-------- Extrait du texte --------

Il y a plusieurs manières d’évoquer ce scandale. Je passerai très vite sur le traitement médiatique très déférent auquel ont eu droit les dirigeants de la Société Générale, notamment dans l’actuellement très agité quotidien du soir. Certes, cela n’a pas duré et les doutes et critiques l’ont vite emporté, mais il faut simplement espérer que ce n’est pas parce que l’Elysée a sonné la charge contre la direction de la banque, ou que la BNP et le Crédit Agricole sont en embuscade pour dépecer leur concurrente, que certains confrères se sont réveillés…

En fait, j’aimerais d’abord vous livrer quelle fut la première réaction que j’ai recueillie après l’annonce de la fraude. C’est celle du patron d’une petite entreprise installée dans la région parisienne. Huit employés, un chiffre d’affaires fluctuant et une bataille permanente contre les clients qui paient leurs factures à 120 voire 180 jours.

Régulièrement, ce patron doit solliciter sa banque pour régler les salaires en attendant que l’argent qui lui est dû entre enfin dans les caisses. Je vous laisse le soin d’imaginer les conditions de quasi-usure que son banquier lui impose. Et je vous laisse aussi deviner quels furent ses mots en apprenant que la « SG » permettait à un gamin de s’amuser avec 50 milliards d’euros pour finir par en perdre le dixième.

Cinquante milliards d’euros : c’est le produit intérieur brut du Maroc ! J’imagine aussi la réaction de celui ou celle qui, pour un découvert de 100 euros, reçoit mises en garde et lettres recommandées. Un monde à deux vitesses, assurément.

Il fut un temps où l’on expliquait aux étudiants et au grand public que la Bourse était au service de l’économie. Qu’elle la finançait en répondant aux besoins des acteurs économiques (banques, entreprises, Etat et collectivités locales). A ce besoin de financement, on s’empressait toutefois d’adosser le besoin de liquidité, ce qui impliquait que ceux qui entraient sur le marché boursier devaient avoir la possibilité d’en sortir aussi vite qu’ils le désiraient en vendant leurs titres. Et c’est là que se justifiait l’existence du spéculateur. Sans lui, pas de prise de risque. Personne pour dire « j’achète » ou « je vends », c’est-à-dire personne pour mettre de l’huile dans les rouages et donner de l’oxygène au marché.

Aussi imprécise et angélique qu’elle fut, cette définition de la Bourse était plus ou moins réelle malgré quelques krachs retentissants comme ceux de 1929 ou de 1987. Et puis, est venu le temps « de la création de valeur », c’est-à-dire, pour ne pas vous embrouiller l’esprit, le diktat des actionnaires et des progressions des bénéfices à deux chiffres.

--------

**Consigne a:** Recopiez sans rien changer le passage de l'extrait sur le scandale de la Société Générale qui va de « Aussi imprécise et » à « à deux chiffres. ».

-------- Données à traiter --------

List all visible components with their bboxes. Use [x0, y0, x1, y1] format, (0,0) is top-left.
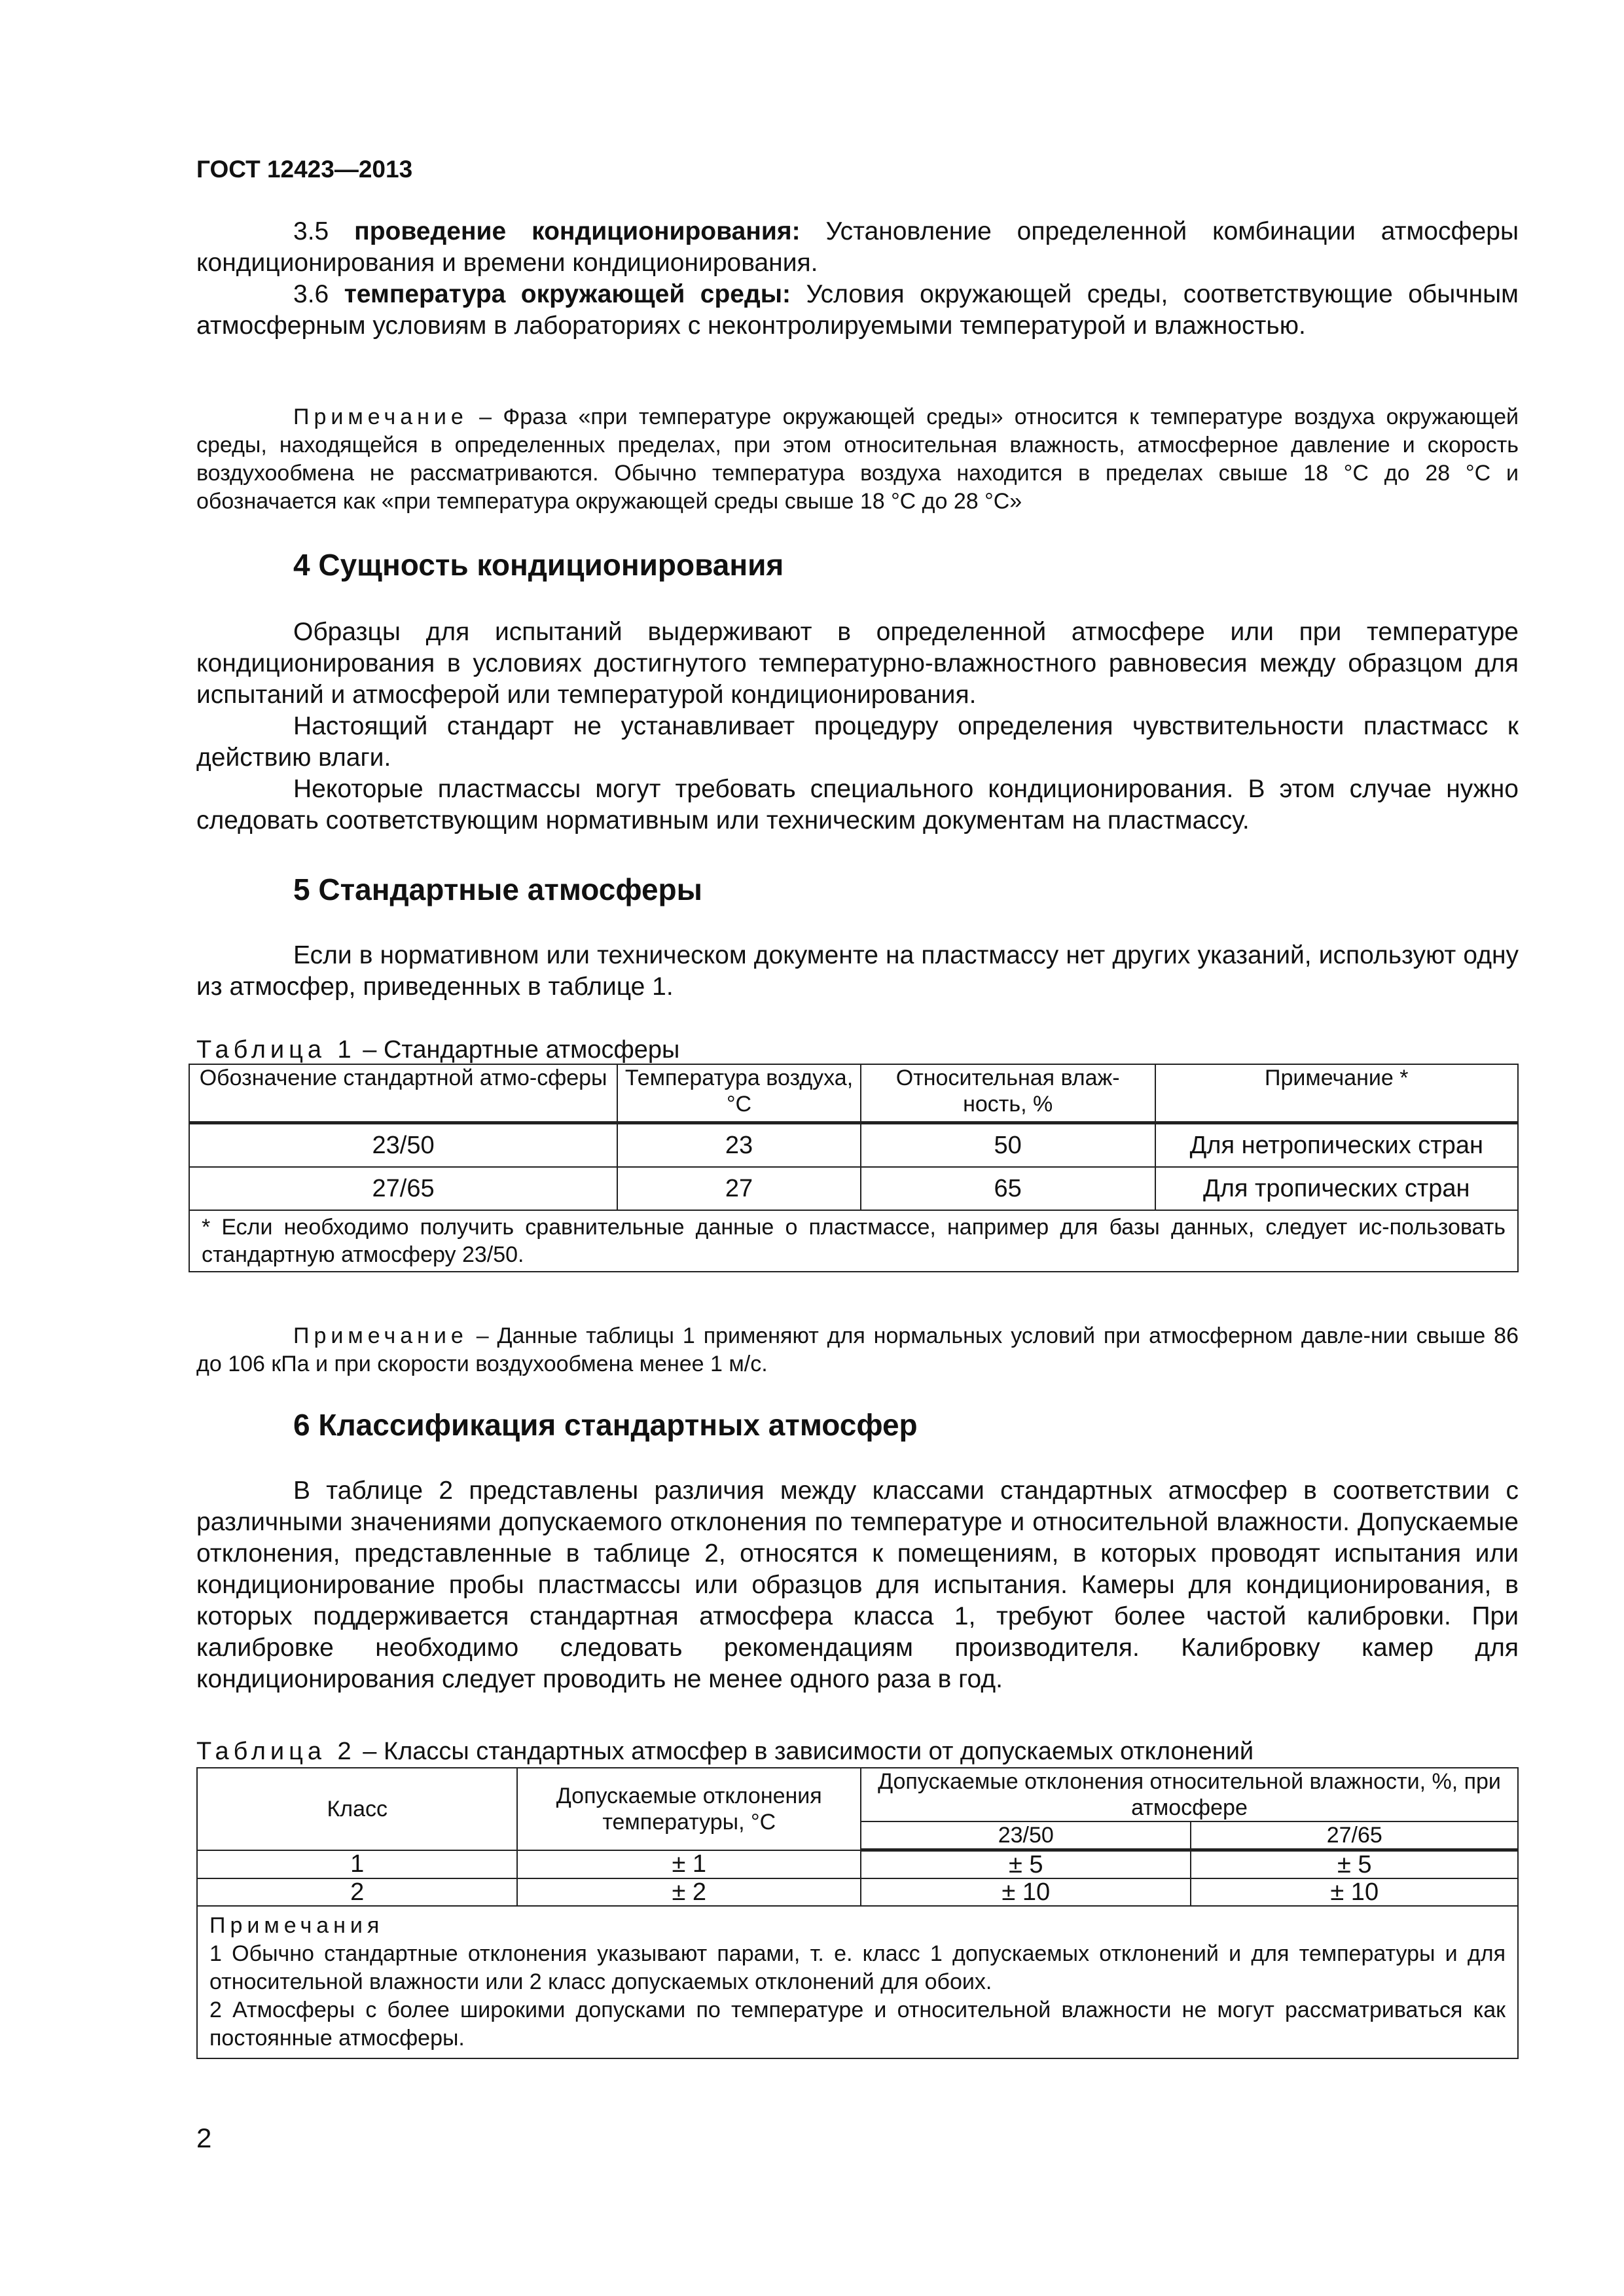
section-5-body	[196, 940, 1519, 1003]
clause-number: 3.5	[293, 217, 329, 245]
section-4-heading: 4 Сущность кондиционирования	[293, 548, 784, 582]
table-note: 2 Атмосферы с более широкими допусками по температуре и относительной влажности не могут рассматриваться как постоянные атмосферы.	[209, 1998, 1506, 2051]
paragraph: Настоящий стандарт не устанавливает процедуру определения чувствительности пластмасс к действию влаги.	[196, 712, 1519, 772]
section-5-heading: 5 Стандартные атмосферы	[293, 872, 702, 906]
clause-text: Установление определенной комбинации атмосферы кондиционирования и времени кондиционирования.	[196, 217, 1519, 277]
table-1	[189, 1064, 1519, 1272]
table-cell: 2	[197, 1878, 517, 1906]
section-6-body	[196, 1475, 1519, 1695]
table-cell: 65	[861, 1167, 1155, 1210]
header-cell: Температура воздуха, °С	[617, 1064, 861, 1123]
paragraph: Образцы для испытаний выдерживают в определенной атмосфере или при температуре кондиционирования в условиях достигнутого температурно-влажностного равновесия между образцом для испытаний и атмосферой или температурой кондиционирования.	[196, 618, 1519, 709]
section-4-body	[196, 617, 1519, 836]
clause-term: проведение кондиционирования:	[354, 217, 801, 245]
table-cell: ± 2	[517, 1878, 861, 1906]
paragraph: В таблице 2 представлены различия между классами стандартных атмосфер в соответствии с различными значениями допускаемого отклонения по температуре и относительной влажности. Допускаемые отклонения, представленные в таблице 2, относятся к помещениям, в которых проводят испытания или кондиционирование пробы пластмассы или образцов для испытания. Камеры для кондиционирования, в которых поддерживается стандартная атмосфера класса 1, требуют более частой калибровки. При калибровке необходимо следовать рекомендациям производителя. Калибровку камер для кондиционирования следует проводить не менее одного раза в год.	[196, 1477, 1519, 1693]
table-row	[189, 1123, 1518, 1168]
table-row	[197, 1878, 1518, 1906]
table-cell: ± 5	[1191, 1850, 1518, 1879]
paragraph: Некоторые пластмассы могут требовать специального кондиционирования. В этом случае нужно следовать соответствующим нормативным или техническим документам на пластмассу.	[196, 775, 1519, 834]
clause-term: температура окружающей среды:	[344, 280, 791, 308]
table-header-row	[197, 1768, 1518, 1821]
header-cell: Примечание *	[1155, 1064, 1519, 1123]
clause-3-6	[196, 279, 1519, 342]
table-2	[196, 1767, 1519, 2059]
note-1	[196, 403, 1519, 516]
note-text: – Данные таблицы 1 применяют для нормальных условий при атмосферном давле-нии свыше 86 до 106 кПа и при скорости воздухообмена менее 1 м/с.	[196, 1323, 1519, 1376]
table-2-caption	[196, 1738, 1519, 1766]
table-header-row	[189, 1064, 1518, 1123]
note-text: – Фраза «при температуре окружающей среды» относится к температуре воздуха окружающей среды, находящейся в определенных пределах, при этом относительная влажность, атмосферное давление и скорость воздухообмена не рассматриваются. Обычно температура воздуха находится в пределах свыше 18 °С до 28 °С и обозначается как «при температура окружающей среды свыше 18 °С до 28 °С»	[196, 404, 1519, 514]
notes-label: Примечания	[209, 1913, 384, 1938]
table-footnote-row	[189, 1210, 1518, 1272]
table-notes-row	[197, 1906, 1518, 2058]
header-cell: Допускаемые отклонения относительной влажности, %, при атмосфере	[861, 1768, 1518, 1821]
note-label: Примечание	[293, 404, 468, 429]
note-label: Примечание	[293, 1323, 468, 1348]
header-cell: 27/65	[1191, 1821, 1518, 1850]
header-cell: Класс	[197, 1768, 517, 1850]
table-cell: ± 10	[861, 1878, 1191, 1906]
section-6-heading: 6 Классификация стандартных атмосфер	[293, 1408, 918, 1442]
table-cell: 50	[861, 1123, 1155, 1168]
table-cell: ± 1	[517, 1850, 861, 1879]
table-footnote: * Если необходимо получить сравнительные данные о пластмассе, например для базы данных, следует ис-пользовать стандартную атмосферу 23/50.	[189, 1210, 1518, 1272]
table-1-caption	[196, 1036, 1519, 1064]
caption-label: Таблица 1	[196, 1036, 356, 1064]
paragraph: Если в нормативном или техническом документе на пластмассу нет других указаний, используют одну из атмосфер, приведенных в таблице 1.	[196, 941, 1519, 1001]
caption-label: Таблица 2	[196, 1738, 356, 1765]
page-number: 2	[196, 2123, 212, 2153]
header-cell: Допускаемые отклонения температуры, °С	[517, 1768, 861, 1850]
table-row	[197, 1850, 1518, 1879]
table-row	[189, 1167, 1518, 1210]
document-code: ГОСТ 12423—2013	[196, 156, 413, 183]
table-cell: 23/50	[189, 1123, 617, 1168]
header-cell: Обозначение стандартной атмо-сферы	[189, 1064, 617, 1123]
table-cell: 23	[617, 1123, 861, 1168]
table-cell: Для нетропических стран	[1155, 1123, 1519, 1168]
table-cell: Для тропических стран	[1155, 1167, 1519, 1210]
table-cell: 27	[617, 1167, 861, 1210]
table-cell: 1	[197, 1850, 517, 1879]
table-note: 1 Обычно стандартные отклонения указывают парами, т. е. класс 1 допускаемых отклонений и для температуры и для относительной влажности или 2 класс допускаемых отклонений для обоих.	[209, 1941, 1506, 1994]
note-2	[196, 1322, 1519, 1378]
caption-text: – Стандартные атмосферы	[363, 1036, 680, 1064]
table-cell: 27/65	[189, 1167, 617, 1210]
table-notes	[197, 1906, 1518, 2058]
clause-text: Условия окружающей среды, соответствующие обычным атмосферным условиям в лабораториях с неконтролируемыми температурой и влажностью.	[196, 280, 1519, 340]
clause-3-5	[196, 216, 1519, 279]
header-cell: Относительная влаж-ность, %	[861, 1064, 1155, 1123]
table-cell: ± 5	[861, 1850, 1191, 1879]
caption-text: – Классы стандартных атмосфер в зависимости от допускаемых отклонений	[363, 1738, 1254, 1765]
header-cell: 23/50	[861, 1821, 1191, 1850]
table-cell: ± 10	[1191, 1878, 1518, 1906]
clause-number: 3.6	[293, 280, 329, 308]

--------

**Consigne b:** Mettez dans un tableau Markdown les lignes de la liste, de la ligne contenant « 940, 1519, 1003] » à la ligne contenant « section-4-heading: 4 Сущность », toutes deux incluses, avec les colonnes « N° » et « Ligne de la liste ». Ne prenez que ces lignes et laissez de côté les lignes vides.

**Résultat attendu a:**
Aussi imprécise et angélique qu’elle fut, cette définition de la Bourse était plus ou moins réelle malgré quelques krachs retentissants comme ceux de 1929 ou de 1987. Et puis, est venu le temps « de la création de valeur », c’est-à-dire, pour ne pas vous embrouiller l’esprit, le diktat des actionnaires et des progressions des bénéfices à deux chiffres.

**Résultat attendu b:**
| N° | Ligne de la liste |
|---|---|
| 1 | section-5-body	[196, 940, 1519, 1003] |
| 2 | clause-number: 3.5	[293, 217, 329, 245] |
| 3 | section-4-heading: 4 Сущность кондиционирования	[293, 548, 784, 582] |